§ **Record list**
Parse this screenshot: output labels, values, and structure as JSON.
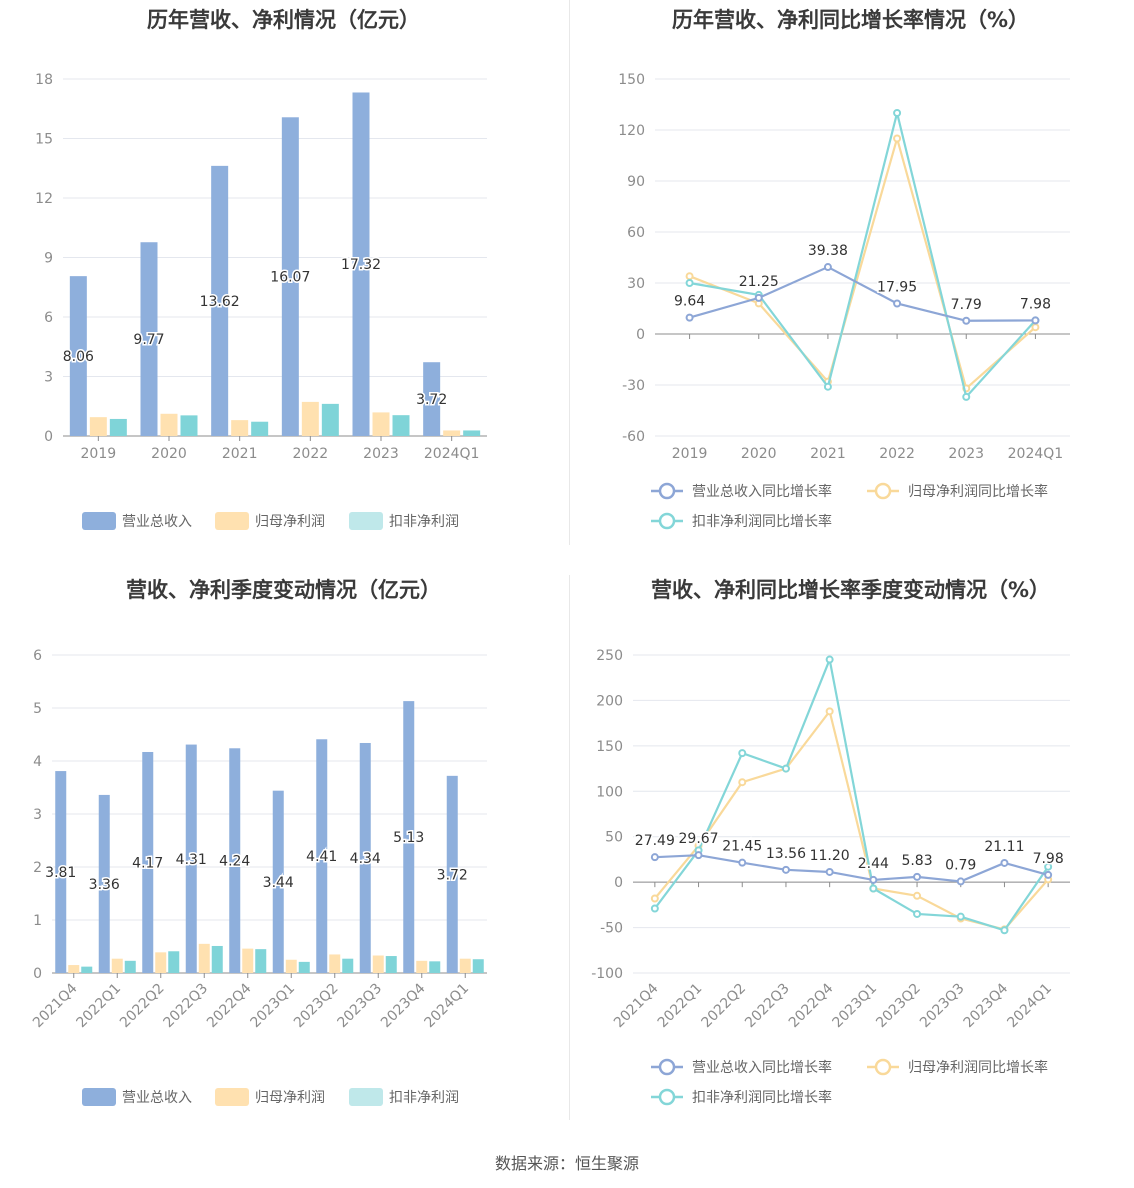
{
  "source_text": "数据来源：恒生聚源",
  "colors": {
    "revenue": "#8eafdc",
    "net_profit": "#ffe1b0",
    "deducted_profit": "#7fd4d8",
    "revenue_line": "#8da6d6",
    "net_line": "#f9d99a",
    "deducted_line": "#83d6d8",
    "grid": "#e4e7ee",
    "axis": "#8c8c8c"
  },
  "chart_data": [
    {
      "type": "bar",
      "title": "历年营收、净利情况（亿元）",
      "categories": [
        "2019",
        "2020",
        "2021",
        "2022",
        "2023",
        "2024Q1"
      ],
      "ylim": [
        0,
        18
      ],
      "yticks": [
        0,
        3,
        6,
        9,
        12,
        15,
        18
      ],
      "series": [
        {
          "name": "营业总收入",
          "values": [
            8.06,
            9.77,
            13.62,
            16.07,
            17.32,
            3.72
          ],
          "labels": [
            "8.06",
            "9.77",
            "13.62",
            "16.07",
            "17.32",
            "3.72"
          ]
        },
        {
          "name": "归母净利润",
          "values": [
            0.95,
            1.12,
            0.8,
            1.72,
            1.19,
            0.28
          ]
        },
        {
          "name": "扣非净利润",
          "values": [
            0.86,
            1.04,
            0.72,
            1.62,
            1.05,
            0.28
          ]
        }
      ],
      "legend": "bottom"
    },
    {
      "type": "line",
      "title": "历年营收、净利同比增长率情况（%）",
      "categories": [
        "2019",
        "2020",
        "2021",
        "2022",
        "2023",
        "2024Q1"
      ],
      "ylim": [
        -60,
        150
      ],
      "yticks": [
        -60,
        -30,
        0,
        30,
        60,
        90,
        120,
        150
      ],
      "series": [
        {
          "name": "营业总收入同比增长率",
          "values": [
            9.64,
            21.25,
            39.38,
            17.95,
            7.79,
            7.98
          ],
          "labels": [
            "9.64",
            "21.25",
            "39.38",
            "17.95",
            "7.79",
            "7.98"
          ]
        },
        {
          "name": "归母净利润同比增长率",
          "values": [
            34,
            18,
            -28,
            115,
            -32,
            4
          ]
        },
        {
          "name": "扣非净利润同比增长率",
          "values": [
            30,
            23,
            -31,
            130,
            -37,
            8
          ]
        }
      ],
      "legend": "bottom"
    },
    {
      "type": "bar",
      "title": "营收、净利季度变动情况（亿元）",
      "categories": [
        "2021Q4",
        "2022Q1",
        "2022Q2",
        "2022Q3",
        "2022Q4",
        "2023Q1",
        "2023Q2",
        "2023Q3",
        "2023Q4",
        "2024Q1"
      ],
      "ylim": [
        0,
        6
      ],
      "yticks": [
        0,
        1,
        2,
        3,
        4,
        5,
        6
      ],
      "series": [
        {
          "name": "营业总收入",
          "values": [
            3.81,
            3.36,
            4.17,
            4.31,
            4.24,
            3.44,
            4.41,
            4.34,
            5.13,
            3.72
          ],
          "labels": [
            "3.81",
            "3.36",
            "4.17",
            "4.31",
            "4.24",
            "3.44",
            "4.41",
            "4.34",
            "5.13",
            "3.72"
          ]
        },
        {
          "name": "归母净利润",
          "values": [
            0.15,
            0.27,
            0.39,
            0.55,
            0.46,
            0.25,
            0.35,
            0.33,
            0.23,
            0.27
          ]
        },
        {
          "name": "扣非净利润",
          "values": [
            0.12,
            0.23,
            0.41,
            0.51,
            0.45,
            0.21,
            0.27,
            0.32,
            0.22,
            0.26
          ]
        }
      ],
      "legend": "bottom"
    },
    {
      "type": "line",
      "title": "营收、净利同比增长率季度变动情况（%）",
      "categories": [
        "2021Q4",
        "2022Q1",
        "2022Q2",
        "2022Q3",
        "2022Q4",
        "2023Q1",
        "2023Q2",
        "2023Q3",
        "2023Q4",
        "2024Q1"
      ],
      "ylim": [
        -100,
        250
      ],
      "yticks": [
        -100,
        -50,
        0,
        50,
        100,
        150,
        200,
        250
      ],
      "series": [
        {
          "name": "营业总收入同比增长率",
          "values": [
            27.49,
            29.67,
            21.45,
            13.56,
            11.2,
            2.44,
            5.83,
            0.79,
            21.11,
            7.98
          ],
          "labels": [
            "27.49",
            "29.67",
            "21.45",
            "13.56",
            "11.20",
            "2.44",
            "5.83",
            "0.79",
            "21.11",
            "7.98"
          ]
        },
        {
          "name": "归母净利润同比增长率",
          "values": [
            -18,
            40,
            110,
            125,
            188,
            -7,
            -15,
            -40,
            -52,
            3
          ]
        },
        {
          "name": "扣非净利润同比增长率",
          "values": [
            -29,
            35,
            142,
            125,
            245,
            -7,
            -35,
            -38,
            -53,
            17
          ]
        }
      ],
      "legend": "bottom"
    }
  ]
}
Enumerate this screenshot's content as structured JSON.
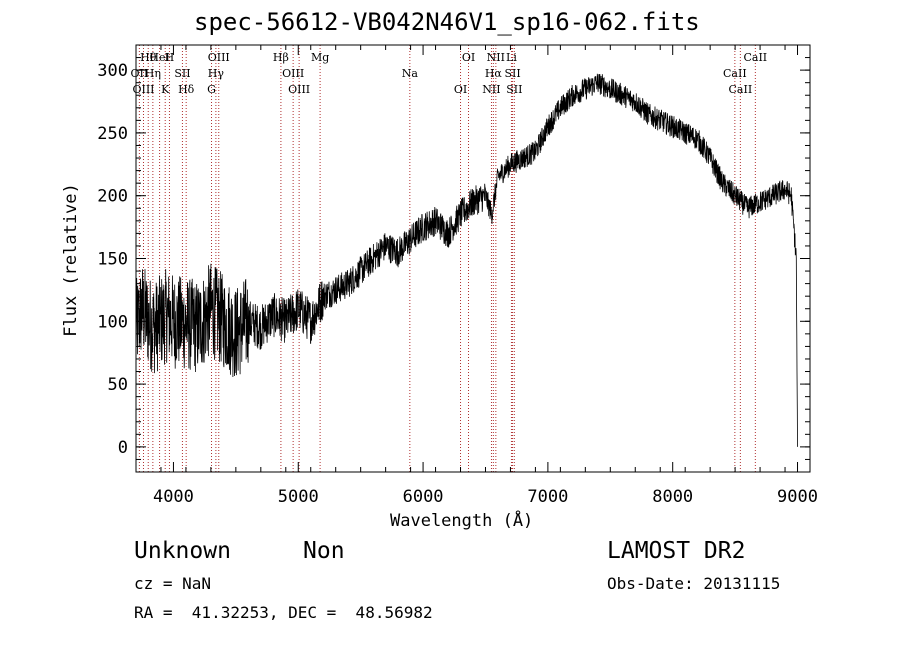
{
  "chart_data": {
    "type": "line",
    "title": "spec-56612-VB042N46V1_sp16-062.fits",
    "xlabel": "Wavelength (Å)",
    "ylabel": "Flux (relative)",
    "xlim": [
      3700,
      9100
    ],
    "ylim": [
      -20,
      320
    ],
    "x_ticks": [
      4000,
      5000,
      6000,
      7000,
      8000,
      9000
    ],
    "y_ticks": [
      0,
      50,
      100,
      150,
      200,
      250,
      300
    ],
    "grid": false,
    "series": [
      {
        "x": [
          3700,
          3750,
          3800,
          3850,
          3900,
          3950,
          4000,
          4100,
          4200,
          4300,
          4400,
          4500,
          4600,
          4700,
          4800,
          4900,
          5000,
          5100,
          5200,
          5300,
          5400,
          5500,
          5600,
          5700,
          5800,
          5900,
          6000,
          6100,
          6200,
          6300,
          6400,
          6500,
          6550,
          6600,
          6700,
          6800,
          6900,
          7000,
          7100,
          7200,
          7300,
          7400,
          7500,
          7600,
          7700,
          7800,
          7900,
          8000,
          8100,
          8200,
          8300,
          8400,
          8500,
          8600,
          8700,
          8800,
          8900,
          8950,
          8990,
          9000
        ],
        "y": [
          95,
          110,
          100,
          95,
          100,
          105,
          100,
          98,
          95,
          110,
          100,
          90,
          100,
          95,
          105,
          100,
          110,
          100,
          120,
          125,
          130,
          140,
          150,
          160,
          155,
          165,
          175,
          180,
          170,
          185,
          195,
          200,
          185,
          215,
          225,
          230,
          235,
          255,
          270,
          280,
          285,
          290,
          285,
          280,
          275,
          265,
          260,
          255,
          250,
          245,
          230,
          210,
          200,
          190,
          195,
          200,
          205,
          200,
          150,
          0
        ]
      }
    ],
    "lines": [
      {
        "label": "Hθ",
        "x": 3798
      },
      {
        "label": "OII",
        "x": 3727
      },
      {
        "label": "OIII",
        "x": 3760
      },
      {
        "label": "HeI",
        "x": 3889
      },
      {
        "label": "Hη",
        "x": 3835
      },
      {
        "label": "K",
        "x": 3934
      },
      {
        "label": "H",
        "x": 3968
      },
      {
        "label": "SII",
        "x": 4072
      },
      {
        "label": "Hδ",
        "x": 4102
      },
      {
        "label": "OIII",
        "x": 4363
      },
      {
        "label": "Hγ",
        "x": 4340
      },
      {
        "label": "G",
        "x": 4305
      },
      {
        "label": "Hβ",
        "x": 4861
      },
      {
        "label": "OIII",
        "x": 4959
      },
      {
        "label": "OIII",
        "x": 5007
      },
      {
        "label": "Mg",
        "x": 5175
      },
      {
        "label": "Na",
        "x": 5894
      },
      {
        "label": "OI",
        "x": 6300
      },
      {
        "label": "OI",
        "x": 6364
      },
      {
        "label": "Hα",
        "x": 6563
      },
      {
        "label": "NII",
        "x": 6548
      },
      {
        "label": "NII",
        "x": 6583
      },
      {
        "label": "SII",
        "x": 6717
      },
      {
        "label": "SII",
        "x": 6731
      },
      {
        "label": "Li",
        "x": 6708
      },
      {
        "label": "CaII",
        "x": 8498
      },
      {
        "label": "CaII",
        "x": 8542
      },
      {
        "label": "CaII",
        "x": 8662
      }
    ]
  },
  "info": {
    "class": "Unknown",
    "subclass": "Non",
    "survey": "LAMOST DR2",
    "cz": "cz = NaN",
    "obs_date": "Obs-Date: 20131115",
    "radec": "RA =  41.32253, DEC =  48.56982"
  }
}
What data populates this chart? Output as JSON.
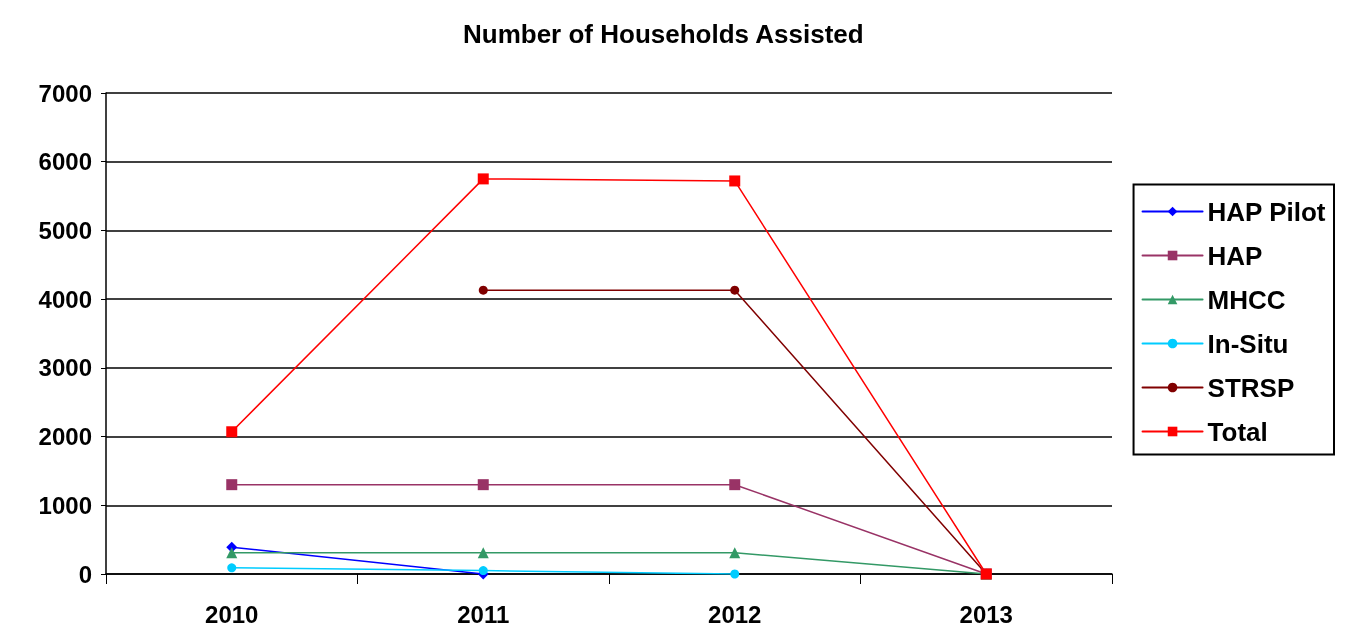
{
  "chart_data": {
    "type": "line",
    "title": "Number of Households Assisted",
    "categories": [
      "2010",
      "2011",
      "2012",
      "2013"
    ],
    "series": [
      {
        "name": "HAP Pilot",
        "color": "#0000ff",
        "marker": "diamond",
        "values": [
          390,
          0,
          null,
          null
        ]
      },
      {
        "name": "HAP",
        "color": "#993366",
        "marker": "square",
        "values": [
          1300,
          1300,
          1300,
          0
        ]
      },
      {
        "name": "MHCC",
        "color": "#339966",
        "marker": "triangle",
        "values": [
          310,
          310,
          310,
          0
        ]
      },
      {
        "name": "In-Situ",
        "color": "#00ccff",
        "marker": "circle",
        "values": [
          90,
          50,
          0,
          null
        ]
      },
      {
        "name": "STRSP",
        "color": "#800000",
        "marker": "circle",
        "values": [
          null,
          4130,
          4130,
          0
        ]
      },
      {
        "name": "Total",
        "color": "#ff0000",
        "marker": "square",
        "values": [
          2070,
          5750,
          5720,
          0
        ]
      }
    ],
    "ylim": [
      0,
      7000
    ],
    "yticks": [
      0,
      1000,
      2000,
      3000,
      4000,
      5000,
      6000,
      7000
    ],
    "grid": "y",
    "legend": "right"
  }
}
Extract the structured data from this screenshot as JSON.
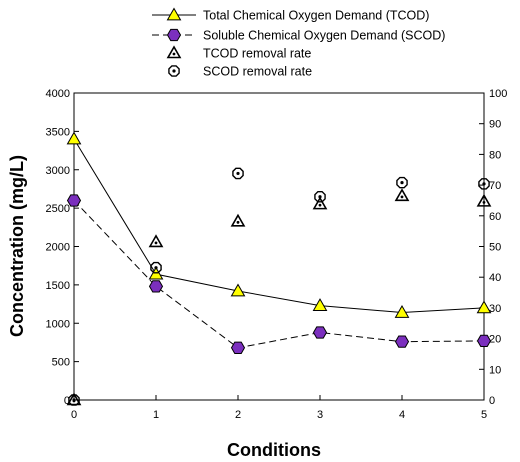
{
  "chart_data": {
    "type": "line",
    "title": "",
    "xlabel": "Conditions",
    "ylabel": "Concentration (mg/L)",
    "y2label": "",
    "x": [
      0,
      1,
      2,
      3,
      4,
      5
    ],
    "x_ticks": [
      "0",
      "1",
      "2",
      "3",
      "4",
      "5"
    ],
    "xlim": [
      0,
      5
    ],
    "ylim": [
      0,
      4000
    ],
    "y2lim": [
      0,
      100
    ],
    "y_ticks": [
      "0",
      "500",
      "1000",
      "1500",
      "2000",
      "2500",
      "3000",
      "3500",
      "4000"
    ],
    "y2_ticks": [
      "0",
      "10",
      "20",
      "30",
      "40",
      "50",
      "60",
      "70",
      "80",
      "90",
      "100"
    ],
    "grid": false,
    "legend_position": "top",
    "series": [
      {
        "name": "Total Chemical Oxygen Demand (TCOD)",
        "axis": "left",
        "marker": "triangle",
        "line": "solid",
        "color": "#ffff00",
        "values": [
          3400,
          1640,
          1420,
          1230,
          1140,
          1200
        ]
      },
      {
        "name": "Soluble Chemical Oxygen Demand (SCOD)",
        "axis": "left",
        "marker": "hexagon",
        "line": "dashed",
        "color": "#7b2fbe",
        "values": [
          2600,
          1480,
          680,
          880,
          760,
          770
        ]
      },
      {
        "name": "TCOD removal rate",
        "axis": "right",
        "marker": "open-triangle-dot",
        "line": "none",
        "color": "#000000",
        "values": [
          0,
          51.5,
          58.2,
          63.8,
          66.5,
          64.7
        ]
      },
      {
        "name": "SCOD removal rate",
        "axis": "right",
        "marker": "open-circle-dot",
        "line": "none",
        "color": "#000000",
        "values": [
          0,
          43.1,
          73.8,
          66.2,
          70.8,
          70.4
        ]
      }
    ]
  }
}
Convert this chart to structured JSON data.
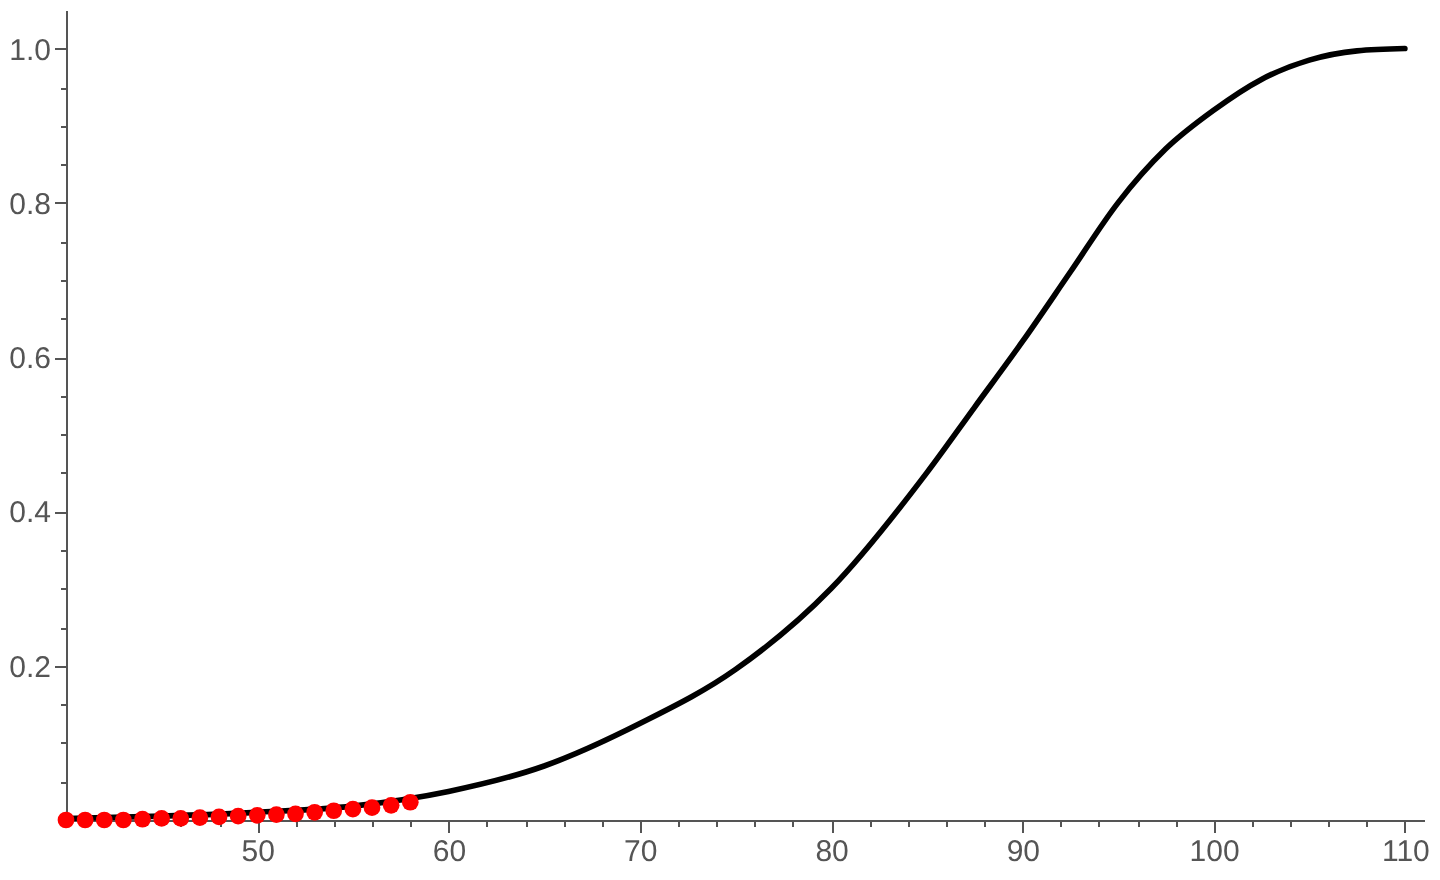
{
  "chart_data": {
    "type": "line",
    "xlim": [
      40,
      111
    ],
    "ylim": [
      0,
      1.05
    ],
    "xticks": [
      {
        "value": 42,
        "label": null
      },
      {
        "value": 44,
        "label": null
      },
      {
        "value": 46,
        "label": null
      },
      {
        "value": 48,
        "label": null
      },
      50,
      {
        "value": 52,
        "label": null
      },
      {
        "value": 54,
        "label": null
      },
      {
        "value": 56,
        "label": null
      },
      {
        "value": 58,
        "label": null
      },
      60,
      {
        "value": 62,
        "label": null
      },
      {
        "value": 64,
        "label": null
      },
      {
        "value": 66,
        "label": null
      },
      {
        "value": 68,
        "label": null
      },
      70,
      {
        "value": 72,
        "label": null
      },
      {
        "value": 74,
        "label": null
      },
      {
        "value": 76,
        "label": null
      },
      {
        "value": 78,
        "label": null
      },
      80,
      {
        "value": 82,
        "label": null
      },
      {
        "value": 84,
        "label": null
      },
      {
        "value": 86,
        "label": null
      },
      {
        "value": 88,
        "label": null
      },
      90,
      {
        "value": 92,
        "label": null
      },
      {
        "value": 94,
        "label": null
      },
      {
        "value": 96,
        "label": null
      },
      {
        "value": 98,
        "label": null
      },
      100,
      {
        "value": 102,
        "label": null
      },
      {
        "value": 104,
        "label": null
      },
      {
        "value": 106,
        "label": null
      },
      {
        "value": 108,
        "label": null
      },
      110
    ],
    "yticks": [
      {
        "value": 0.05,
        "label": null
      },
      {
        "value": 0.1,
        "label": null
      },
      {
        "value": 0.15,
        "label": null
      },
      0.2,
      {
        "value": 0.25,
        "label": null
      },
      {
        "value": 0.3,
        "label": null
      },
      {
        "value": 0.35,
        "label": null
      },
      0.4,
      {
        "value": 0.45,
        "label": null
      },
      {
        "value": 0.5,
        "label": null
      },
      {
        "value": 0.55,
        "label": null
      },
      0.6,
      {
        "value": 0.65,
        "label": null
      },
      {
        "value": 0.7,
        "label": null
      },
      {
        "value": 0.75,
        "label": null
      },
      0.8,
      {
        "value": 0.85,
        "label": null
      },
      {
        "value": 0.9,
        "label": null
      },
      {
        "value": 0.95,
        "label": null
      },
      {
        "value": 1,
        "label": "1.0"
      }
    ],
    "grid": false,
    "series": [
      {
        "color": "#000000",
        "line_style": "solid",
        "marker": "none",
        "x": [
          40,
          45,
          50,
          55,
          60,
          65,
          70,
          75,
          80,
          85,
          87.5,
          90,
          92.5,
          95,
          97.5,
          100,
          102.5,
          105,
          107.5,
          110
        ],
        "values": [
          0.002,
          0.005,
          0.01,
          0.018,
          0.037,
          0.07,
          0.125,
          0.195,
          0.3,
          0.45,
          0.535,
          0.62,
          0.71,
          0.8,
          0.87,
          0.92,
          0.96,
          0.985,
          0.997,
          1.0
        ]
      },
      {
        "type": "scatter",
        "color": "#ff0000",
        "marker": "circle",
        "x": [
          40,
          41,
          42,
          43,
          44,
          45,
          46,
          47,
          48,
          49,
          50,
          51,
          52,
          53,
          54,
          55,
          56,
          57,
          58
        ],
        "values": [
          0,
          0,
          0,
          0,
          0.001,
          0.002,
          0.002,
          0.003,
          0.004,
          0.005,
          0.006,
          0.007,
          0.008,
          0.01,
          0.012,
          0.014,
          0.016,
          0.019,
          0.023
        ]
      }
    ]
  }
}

§ **What is asked**
Say how many lines in the entries contain the string "xlabel", and leave out everything else.

§ **Result**
2